* _What is required_
Rewrite each line of the data below as one string in a JSON list, leaving out blank lines.

Bounding box annotations
####################

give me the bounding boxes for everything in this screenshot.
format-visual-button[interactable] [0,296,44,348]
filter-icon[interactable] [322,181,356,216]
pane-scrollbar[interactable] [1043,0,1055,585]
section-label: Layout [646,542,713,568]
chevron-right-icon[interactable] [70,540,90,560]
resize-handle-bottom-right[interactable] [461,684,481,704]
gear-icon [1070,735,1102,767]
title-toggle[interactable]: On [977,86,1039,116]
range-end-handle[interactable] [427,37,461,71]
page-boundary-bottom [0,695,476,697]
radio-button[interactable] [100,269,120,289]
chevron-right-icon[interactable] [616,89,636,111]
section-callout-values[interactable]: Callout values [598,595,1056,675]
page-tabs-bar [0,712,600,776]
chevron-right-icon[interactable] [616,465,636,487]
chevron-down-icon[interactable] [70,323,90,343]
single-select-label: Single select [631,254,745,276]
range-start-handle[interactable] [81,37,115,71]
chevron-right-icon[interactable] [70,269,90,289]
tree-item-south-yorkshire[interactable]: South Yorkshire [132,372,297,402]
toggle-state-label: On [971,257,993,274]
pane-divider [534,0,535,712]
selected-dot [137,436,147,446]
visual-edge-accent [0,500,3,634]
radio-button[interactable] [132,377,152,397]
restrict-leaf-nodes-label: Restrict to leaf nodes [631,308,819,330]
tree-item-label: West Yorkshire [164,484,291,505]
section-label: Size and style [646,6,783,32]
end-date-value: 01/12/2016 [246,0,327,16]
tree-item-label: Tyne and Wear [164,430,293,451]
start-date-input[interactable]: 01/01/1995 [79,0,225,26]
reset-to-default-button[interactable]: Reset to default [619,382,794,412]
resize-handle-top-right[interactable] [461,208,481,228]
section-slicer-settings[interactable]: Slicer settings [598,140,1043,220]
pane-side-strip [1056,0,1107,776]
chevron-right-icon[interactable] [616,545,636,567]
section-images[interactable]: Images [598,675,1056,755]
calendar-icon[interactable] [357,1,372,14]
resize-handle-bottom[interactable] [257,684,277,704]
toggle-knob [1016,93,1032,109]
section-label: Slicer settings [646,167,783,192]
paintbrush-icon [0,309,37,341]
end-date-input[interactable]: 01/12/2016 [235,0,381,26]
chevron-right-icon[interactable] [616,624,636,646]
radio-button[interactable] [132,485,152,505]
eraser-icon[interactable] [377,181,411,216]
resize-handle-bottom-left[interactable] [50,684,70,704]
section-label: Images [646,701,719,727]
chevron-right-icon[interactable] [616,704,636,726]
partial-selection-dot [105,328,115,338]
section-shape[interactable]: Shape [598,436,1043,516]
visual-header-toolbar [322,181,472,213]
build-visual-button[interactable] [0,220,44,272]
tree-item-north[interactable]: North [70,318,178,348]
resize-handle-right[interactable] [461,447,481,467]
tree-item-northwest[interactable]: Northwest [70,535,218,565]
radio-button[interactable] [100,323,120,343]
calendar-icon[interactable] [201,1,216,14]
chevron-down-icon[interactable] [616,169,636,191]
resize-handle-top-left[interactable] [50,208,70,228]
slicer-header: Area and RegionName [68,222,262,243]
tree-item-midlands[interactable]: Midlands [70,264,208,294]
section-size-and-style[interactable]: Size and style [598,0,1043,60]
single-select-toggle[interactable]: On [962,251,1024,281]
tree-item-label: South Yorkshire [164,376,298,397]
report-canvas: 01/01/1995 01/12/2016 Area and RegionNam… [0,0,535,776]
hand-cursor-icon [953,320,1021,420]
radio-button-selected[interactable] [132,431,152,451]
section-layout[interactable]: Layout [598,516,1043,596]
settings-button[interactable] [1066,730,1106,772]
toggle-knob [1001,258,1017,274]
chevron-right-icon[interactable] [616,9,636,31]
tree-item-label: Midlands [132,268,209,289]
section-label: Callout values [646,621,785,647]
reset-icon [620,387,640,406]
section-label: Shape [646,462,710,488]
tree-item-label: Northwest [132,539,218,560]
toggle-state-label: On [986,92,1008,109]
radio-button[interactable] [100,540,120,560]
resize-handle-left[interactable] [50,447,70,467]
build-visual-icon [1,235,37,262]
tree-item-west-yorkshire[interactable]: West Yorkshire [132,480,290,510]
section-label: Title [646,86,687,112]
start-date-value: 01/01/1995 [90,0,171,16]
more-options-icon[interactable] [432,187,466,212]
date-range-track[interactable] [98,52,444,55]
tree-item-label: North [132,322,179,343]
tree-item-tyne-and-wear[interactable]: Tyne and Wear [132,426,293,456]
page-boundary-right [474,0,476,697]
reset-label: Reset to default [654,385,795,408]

####################

* _The response_
[
  "give me the bounding boxes for everything in this screenshot.",
  "format-visual-button[interactable] [0,296,44,348]",
  "filter-icon[interactable] [322,181,356,216]",
  "pane-scrollbar[interactable] [1043,0,1055,585]",
  "section-label: Layout [646,542,713,568]",
  "chevron-right-icon[interactable] [70,540,90,560]",
  "resize-handle-bottom-right[interactable] [461,684,481,704]",
  "gear-icon [1070,735,1102,767]",
  "title-toggle[interactable]: On [977,86,1039,116]",
  "range-end-handle[interactable] [427,37,461,71]",
  "page-boundary-bottom [0,695,476,697]",
  "radio-button[interactable] [100,269,120,289]",
  "chevron-right-icon[interactable] [616,89,636,111]",
  "section-callout-values[interactable]: Callout values [598,595,1056,675]",
  "page-tabs-bar [0,712,600,776]",
  "chevron-right-icon[interactable] [616,465,636,487]",
  "chevron-down-icon[interactable] [70,323,90,343]",
  "single-select-label: Single select [631,254,745,276]",
  "range-start-handle[interactable] [81,37,115,71]",
  "chevron-right-icon[interactable] [70,269,90,289]",
  "tree-item-south-yorkshire[interactable]: South Yorkshire [132,372,297,402]",
  "toggle-state-label: On [971,257,993,274]",
  "pane-divider [534,0,535,712]",
  "selected-dot [137,436,147,446]",
  "visual-edge-accent [0,500,3,634]",
  "radio-button[interactable] [132,377,152,397]",
  "restrict-leaf-nodes-label: Restrict to leaf nodes [631,308,819,330]",
  "tree-item-label: West Yorkshire [164,484,291,505]",
  "section-label: Size and style [646,6,783,32]",
  "end-date-value: 01/12/2016 [246,0,327,16]",
  "tree-item-label: Tyne and Wear [164,430,293,451]",
  "start-date-input[interactable]: 01/01/1995 [79,0,225,26]",
  "reset-to-default-button[interactable]: Reset to default [619,382,794,412]",
  "resize-handle-top-right[interactable] [461,208,481,228]",
  "section-slicer-settings[interactable]: Slicer settings [598,140,1043,220]",
  "pane-side-strip [1056,0,1107,776]",
  "chevron-right-icon[interactable] [616,545,636,567]",
  "section-images[interactable]: Images [598,675,1056,755]",
  "calendar-icon[interactable] [357,1,372,14]",
  "resize-handle-bottom[interactable] [257,684,277,704]",
  "toggle-knob [1016,93,1032,109]",
  "section-label: Slicer settings [646,167,783,192]",
  "paintbrush-icon [0,309,37,341]",
  "end-date-input[interactable]: 01/12/2016 [235,0,381,26]",
  "chevron-right-icon[interactable] [616,624,636,646]",
  "radio-button[interactable] [132,485,152,505]",
  "eraser-icon[interactable] [377,181,411,216]",
  "resize-handle-bottom-left[interactable] [50,684,70,704]",
  "section-label: Images [646,701,719,727]",
  "chevron-right-icon[interactable] [616,704,636,726]",
  "partial-selection-dot [105,328,115,338]",
  "section-shape[interactable]: Shape [598,436,1043,516]",
  "visual-header-toolbar [322,181,472,213]",
  "build-visual-button[interactable] [0,220,44,272]",
  "tree-item-north[interactable]: North [70,318,178,348]",
  "resize-handle-right[interactable] [461,447,481,467]",
  "tree-item-northwest[interactable]: Northwest [70,535,218,565]",
  "radio-button[interactable] [100,323,120,343]",
  "calendar-icon[interactable] [201,1,216,14]",
  "chevron-down-icon[interactable] [616,169,636,191]",
  "resize-handle-top-left[interactable] [50,208,70,228]",
  "slicer-header: Area and RegionName [68,222,262,243]",
  "tree-item-midlands[interactable]: Midlands [70,264,208,294]",
  "section-size-and-style[interactable]: Size and style [598,0,1043,60]",
  "single-select-toggle[interactable]: On [962,251,1024,281]",
  "tree-item-label: South Yorkshire [164,376,298,397]",
  "report-canvas: 01/01/1995 01/12/2016 Area and RegionNam… [0,0,535,776]",
  "hand-cursor-icon [953,320,1021,420]",
  "radio-button-selected[interactable] [132,431,152,451]",
  "section-layout[interactable]: Layout [598,516,1043,596]",
  "settings-button[interactable] [1066,730,1106,772]",
  "toggle-knob [1001,258,1017,274]",
  "chevron-right-icon[interactable] [616,9,636,31]",
  "tree-item-label: Midlands [132,268,209,289]",
  "section-label: Callout values [646,621,785,647]",
  "reset-icon [620,387,640,406]",
  "section-label: Shape [646,462,710,488]",
  "tree-item-label: Northwest [132,539,218,560]",
  "toggle-state-label: On [986,92,1008,109]",
  "radio-button[interactable] [100,540,120,560]",
  "resize-handle-left[interactable] [50,447,70,467]",
  "build-visual-icon [1,235,37,262]",
  "tree-item-west-yorkshire[interactable]: West Yorkshire [132,480,290,510]",
  "section-label: Title [646,86,687,112]",
  "start-date-value: 01/01/1995 [90,0,171,16]",
  "more-options-icon[interactable] [432,187,466,212]",
  "date-range-track[interactable] [98,52,444,55]",
  "tree-item-label: North [132,322,179,343]",
  "tree-item-tyne-and-wear[interactable]: Tyne and Wear [132,426,293,456]",
  "page-boundary-right [474,0,476,697]",
  "reset-label: Reset to default [654,385,795,408]"
]